-- START OF The records --

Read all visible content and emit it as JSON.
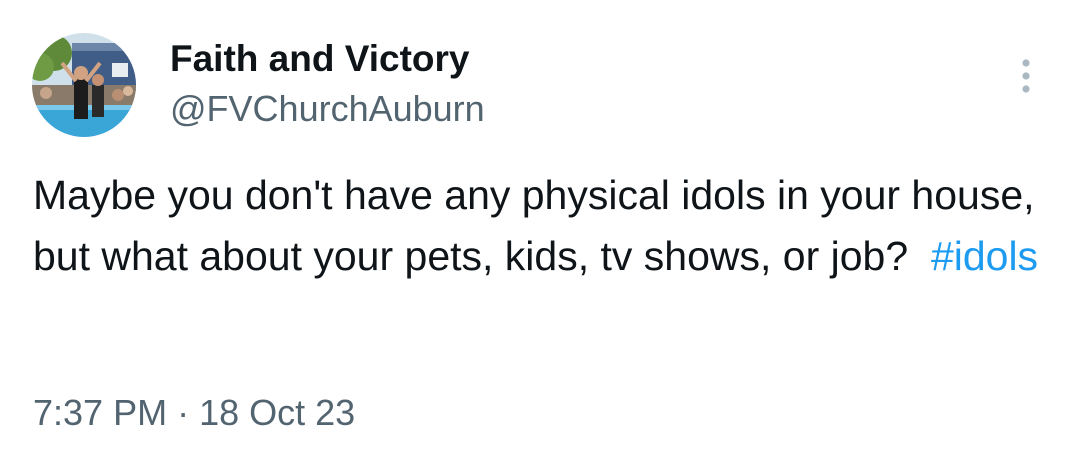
{
  "tweet": {
    "author": {
      "display_name": "Faith and Victory",
      "handle": "@FVChurchAuburn",
      "avatar_icon": "avatar-photo"
    },
    "more_icon": "more-vertical-icon",
    "text_before": "Maybe you don't have any physical idols in your house, but what about your pets, kids, tv shows, or job?",
    "hashtag": "#idols",
    "hashtag_color": "#1d9bf0",
    "time": "7:37 PM",
    "separator": "·",
    "date": "18 Oct 23"
  }
}
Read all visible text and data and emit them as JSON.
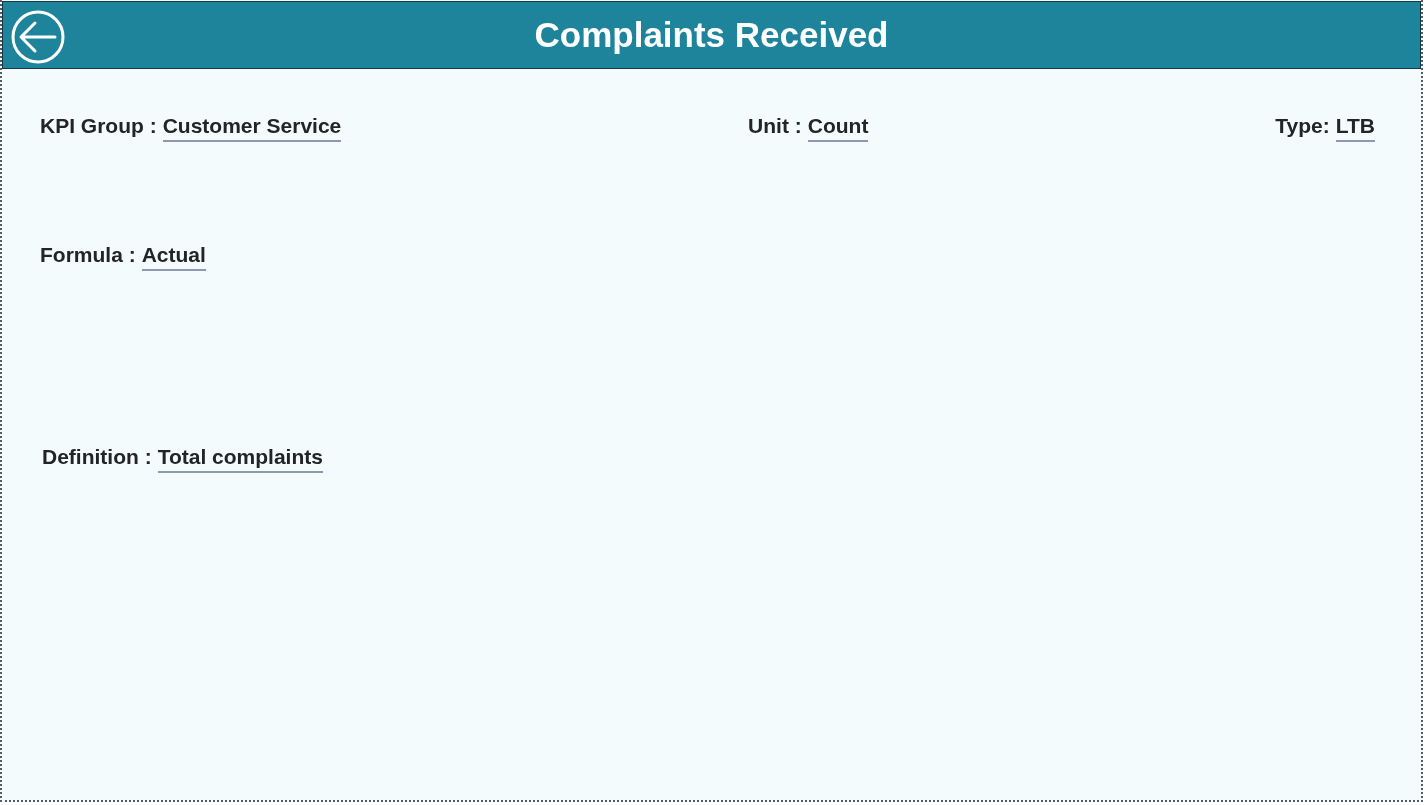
{
  "header": {
    "title": "Complaints Received"
  },
  "rows": [
    {
      "fields": [
        {
          "label": "KPI Group :",
          "value": "Customer Service"
        },
        {
          "label": "Unit :",
          "value": "Count"
        },
        {
          "label": "Type:",
          "value": "LTB"
        }
      ]
    },
    {
      "fields": [
        {
          "label": "Formula :",
          "value": "Actual"
        }
      ]
    },
    {
      "fields": [
        {
          "label": "Definition :",
          "value": "Total complaints"
        }
      ]
    }
  ]
}
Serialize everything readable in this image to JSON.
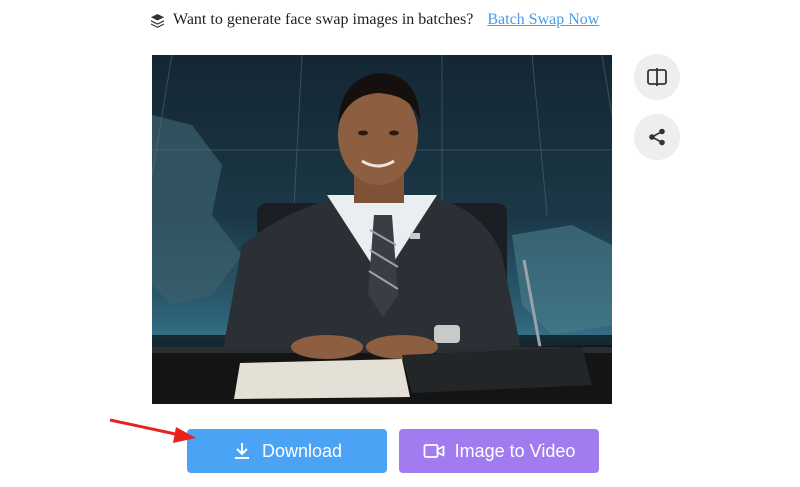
{
  "promo": {
    "icon": "layers-icon",
    "text": "Want to generate face swap images in batches?",
    "link_label": "Batch Swap Now",
    "link_color": "#4a9be8"
  },
  "result_image": {
    "alt": "Face swap result: woman in dark suit seated at a desk"
  },
  "side_actions": {
    "compare_icon": "compare-split-icon",
    "share_icon": "share-icon"
  },
  "actions": {
    "download_label": "Download",
    "download_icon": "download-icon",
    "download_color": "#4aa3f4",
    "video_label": "Image to Video",
    "video_icon": "video-camera-icon",
    "video_color": "#a07cf0"
  },
  "annotation": {
    "arrow_color": "#e8231d"
  }
}
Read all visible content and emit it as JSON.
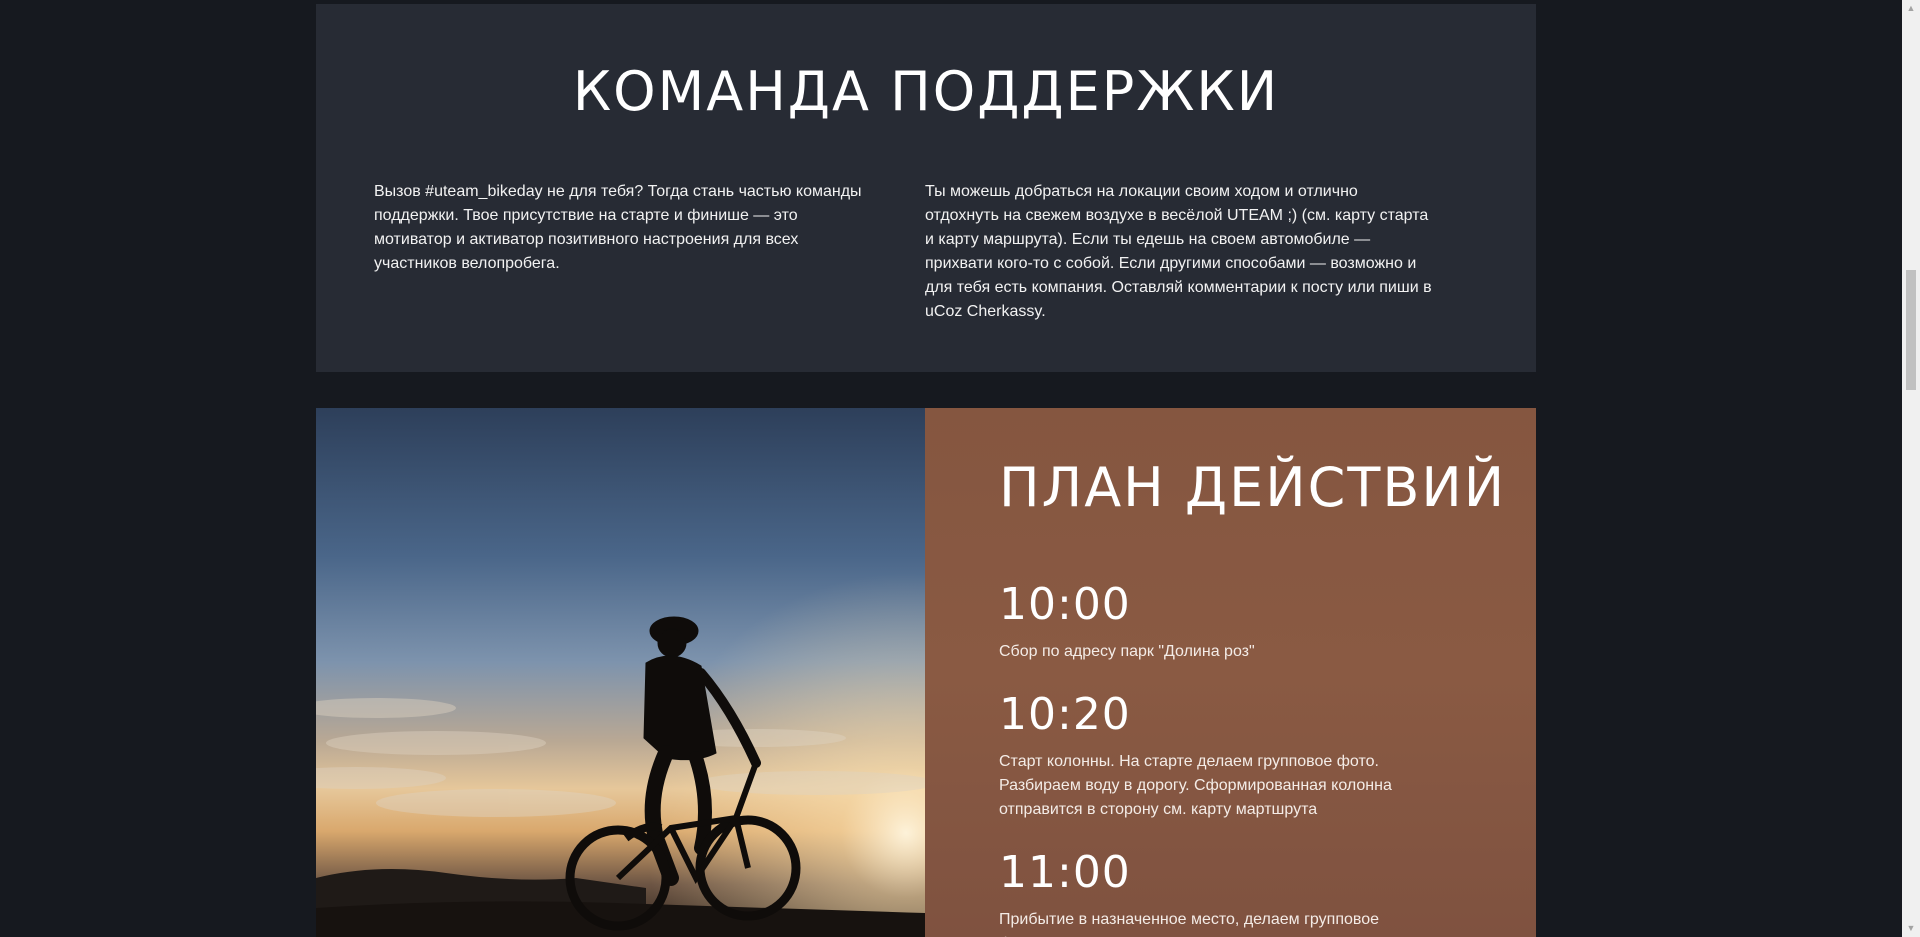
{
  "support": {
    "title": "КОМАНДА ПОДДЕРЖКИ",
    "left_text": "Вызов #uteam_bikeday не для тебя? Тогда стань частью команды поддержки. Твое присутствие на старте и финише — это мотиватор и активатор позитивного настроения для всех участников велопробега.",
    "right_text": "Ты можешь добраться на локации своим ходом и отлично отдохнуть на свежем воздухе в весёлой UTEAM ;) (см. карту старта и карту маршрута). Если ты едешь на своем автомобиле — прихвати кого-то с собой. Если другими способами — возможно и для тебя есть компания. Оставляй комментарии к посту или пиши в uCoz Cherkassy."
  },
  "plan": {
    "title": "ПЛАН ДЕЙСТВИЙ",
    "events": [
      {
        "time": "10:00",
        "description": "Сбор по адресу парк \"Долина роз\""
      },
      {
        "time": "10:20",
        "description": "Старт колонны. На старте делаем групповое фото. Разбираем воду в дорогу. Сформированная колонна отправится в сторону см. карту мартшрута"
      },
      {
        "time": "11:00",
        "description": "Прибытие в назначенное место, делаем групповое фото."
      }
    ]
  },
  "colors": {
    "page_background": "#16191f",
    "support_background": "#272b34",
    "schedule_background": "#8a5a43"
  }
}
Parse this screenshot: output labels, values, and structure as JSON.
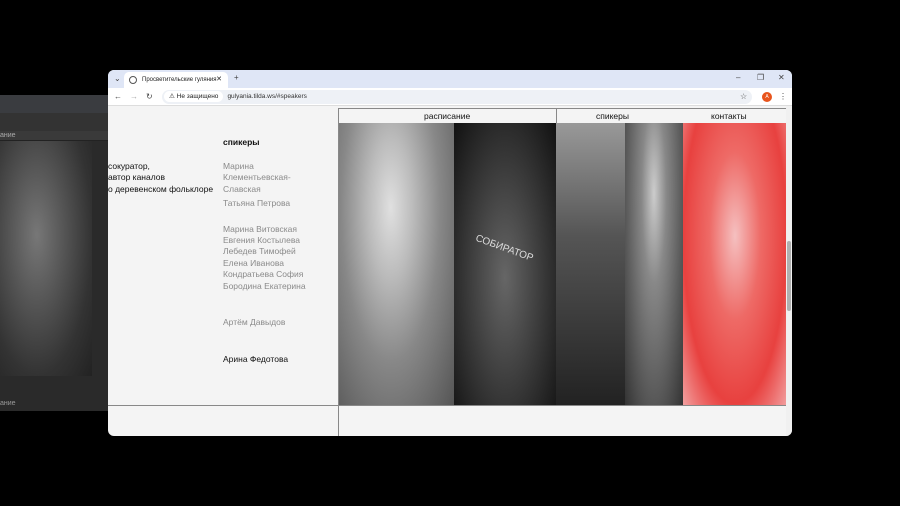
{
  "background_window": {
    "nav_fragment": "ание",
    "footer_fragment": "ание"
  },
  "browser": {
    "tab_title": "Просветительские гуляния",
    "security_label": "Не защищено",
    "url": "gulyania.tilda.ws/#speakers",
    "profile_initial": "A"
  },
  "page": {
    "nav": {
      "schedule": "расписание",
      "speakers": "спикеры",
      "contacts": "контакты"
    },
    "bio_lines": [
      "сокуратор,",
      "автор каналов",
      "о деревенском фольклоре"
    ],
    "speakers_heading": "спикеры",
    "speakers": [
      "Марина",
      "Клементьевская-",
      "Славская",
      "Татьяна Петрова",
      "Марина Витовская",
      "Евгения Костылева",
      "Лебедев Тимофей",
      "Елена Иванова",
      "Кондратьева София",
      "Бородина Екатерина",
      "Артём Давыдов",
      "Арина Федотова"
    ],
    "photo_captions": [
      "СОБИРАТОР"
    ]
  },
  "colors": {
    "accent_red": "#e8413f",
    "tab_bar": "#dfe6f6"
  }
}
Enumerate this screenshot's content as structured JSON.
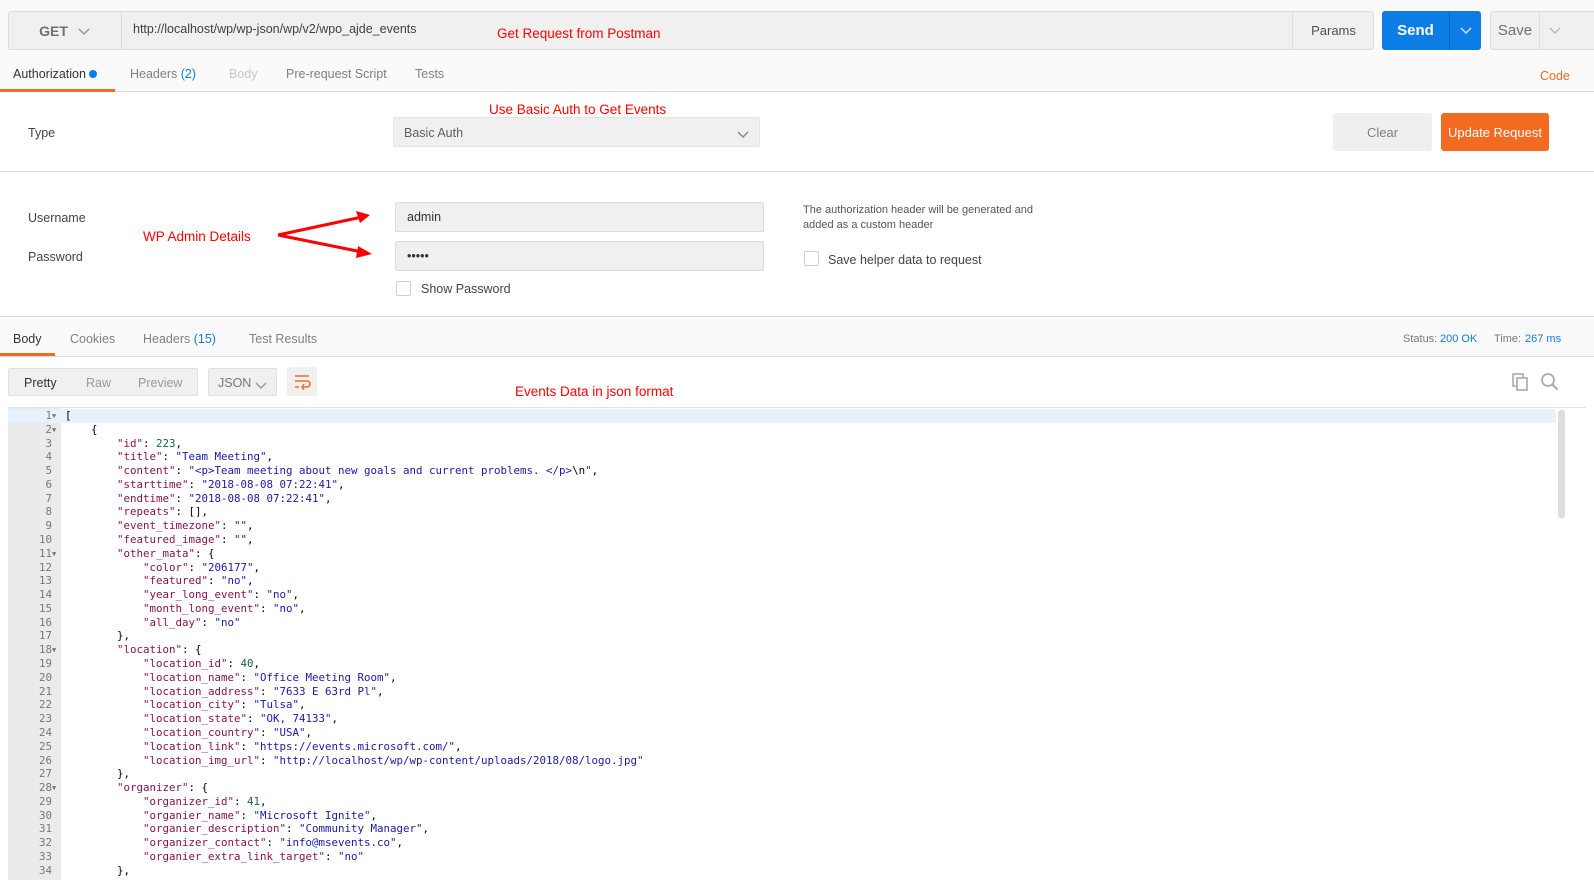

-- END OF The records --

**Aim:** Your task is to retype all the entries exactly and leave out any pictures.

**Answer to this exercise:**
Read all visible content and emit it as JSON.
{
  "tweet": {
    "author": {
      "display_name": "Faith and Victory",
      "handle": "@FVChurchAuburn",
      "avatar_icon": "avatar-photo"
    },
    "more_icon": "more-vertical-icon",
    "text_before": "Maybe you don't have any physical idols in your house, but what about your pets, kids, tv shows, or job?",
    "hashtag": "#idols",
    "hashtag_color": "#1d9bf0",
    "time": "7:37 PM",
    "separator": "·",
    "date": "18 Oct 23"
  }
}
Read all visible text and data and emit them as JSON.
{
  "header": {
    "title": "Complaints Received"
  },
  "rows": [
    {
      "fields": [
        {
          "label": "KPI Group :",
          "value": "Customer Service"
        },
        {
          "label": "Unit :",
          "value": "Count"
        },
        {
          "label": "Type:",
          "value": "LTB"
        }
      ]
    },
    {
      "fields": [
        {
          "label": "Formula :",
          "value": "Actual"
        }
      ]
    },
    {
      "fields": [
        {
          "label": "Definition :",
          "value": "Total complaints"
        }
      ]
    }
  ]
}
Serialize everything readable in this image to JSON.
{
  "promo": {
    "icon": "layers-icon",
    "text": "Want to generate face swap images in batches?",
    "link_label": "Batch Swap Now",
    "link_color": "#4a9be8"
  },
  "result_image": {
    "alt": "Face swap result: woman in dark suit seated at a desk"
  },
  "side_actions": {
    "compare_icon": "compare-split-icon",
    "share_icon": "share-icon"
  },
  "actions": {
    "download_label": "Download",
    "download_icon": "download-icon",
    "download_color": "#4aa3f4",
    "video_label": "Image to Video",
    "video_icon": "video-camera-icon",
    "video_color": "#a07cf0"
  },
  "annotation": {
    "arrow_color": "#e8231d"
  }
}
Read all visible content and emit it as JSON.
{
  "support": {
    "title": "КОМАНДА ПОДДЕРЖКИ",
    "left_text": "Вызов #uteam_bikeday не для тебя? Тогда стань частью команды поддержки. Твое присутствие на старте и финише — это мотиватор и активатор позитивного настроения для всех участников велопробега.",
    "right_text": "Ты можешь добраться на локации своим ходом и отлично отдохнуть на свежем воздухе в весёлой UTEAM ;) (см. карту старта и карту маршрута). Если ты едешь на своем автомобиле — прихвати кого-то с собой. Если другими способами — возможно и для тебя есть компания. Оставляй комментарии к посту или пиши в uCoz Cherkassy."
  },
  "plan": {
    "title": "ПЛАН ДЕЙСТВИЙ",
    "events": [
      {
        "time": "10:00",
        "description": "Сбор по адресу парк \"Долина роз\""
      },
      {
        "time": "10:20",
        "description": "Старт колонны. На старте делаем групповое фото. Разбираем воду в дорогу. Сформированная колонна отправится в сторону см. карту мартшрута"
      },
      {
        "time": "11:00",
        "description": "Прибытие в назначенное место, делаем групповое фото."
      }
    ]
  },
  "colors": {
    "page_background": "#16191f",
    "support_background": "#272b34",
    "schedule_background": "#8a5a43"
  }
}
Parse this screenshot: output labels, values, and structure as JSON.
{
  "background_window": {
    "nav_fragment": "ание",
    "footer_fragment": "ание"
  },
  "browser": {
    "tab_title": "Просветительские гуляния",
    "security_label": "Не защищено",
    "url": "gulyania.tilda.ws/#speakers",
    "profile_initial": "A"
  },
  "page": {
    "nav": {
      "schedule": "расписание",
      "speakers": "спикеры",
      "contacts": "контакты"
    },
    "bio_lines": [
      "сокуратор,",
      "автор каналов",
      "о деревенском фольклоре"
    ],
    "speakers_heading": "спикеры",
    "speakers": [
      "Марина",
      "Клементьевская-",
      "Славская",
      "Татьяна Петрова",
      "Марина Витовская",
      "Евгения Костылева",
      "Лебедев Тимофей",
      "Елена Иванова",
      "Кондратьева София",
      "Бородина Екатерина",
      "Артём Давыдов",
      "Арина Федотова"
    ],
    "photo_captions": [
      "СОБИРАТОР"
    ]
  },
  "colors": {
    "accent_red": "#e8413f",
    "tab_bar": "#dfe6f6"
  }
}
Enumerate this screenshot's content as structured JSON.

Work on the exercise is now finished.